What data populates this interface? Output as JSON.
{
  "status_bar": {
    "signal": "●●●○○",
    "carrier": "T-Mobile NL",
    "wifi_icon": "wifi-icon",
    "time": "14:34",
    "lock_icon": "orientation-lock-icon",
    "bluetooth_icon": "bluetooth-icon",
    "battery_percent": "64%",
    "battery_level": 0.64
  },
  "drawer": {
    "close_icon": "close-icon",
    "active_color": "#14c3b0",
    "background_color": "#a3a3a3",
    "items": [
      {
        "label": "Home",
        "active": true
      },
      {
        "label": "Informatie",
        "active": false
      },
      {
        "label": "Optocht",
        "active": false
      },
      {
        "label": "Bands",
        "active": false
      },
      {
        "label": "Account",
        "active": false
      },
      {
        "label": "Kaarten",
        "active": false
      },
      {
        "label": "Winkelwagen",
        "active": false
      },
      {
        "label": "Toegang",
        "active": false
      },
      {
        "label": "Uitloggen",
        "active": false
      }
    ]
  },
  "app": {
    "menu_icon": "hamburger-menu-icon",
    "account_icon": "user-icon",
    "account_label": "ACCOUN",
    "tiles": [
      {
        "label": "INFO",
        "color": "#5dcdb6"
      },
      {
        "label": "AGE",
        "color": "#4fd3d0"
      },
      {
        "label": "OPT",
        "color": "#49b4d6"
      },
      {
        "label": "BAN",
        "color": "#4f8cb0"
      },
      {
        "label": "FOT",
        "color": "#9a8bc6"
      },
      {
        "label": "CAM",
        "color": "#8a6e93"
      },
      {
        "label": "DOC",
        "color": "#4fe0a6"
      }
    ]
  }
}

- - - -

WRITTEN REQUEST
Tally up how many lines in the preceding listing contain the word "icon". Give nothing but the number.

SOLUTION FOR THIS EXERCISE
6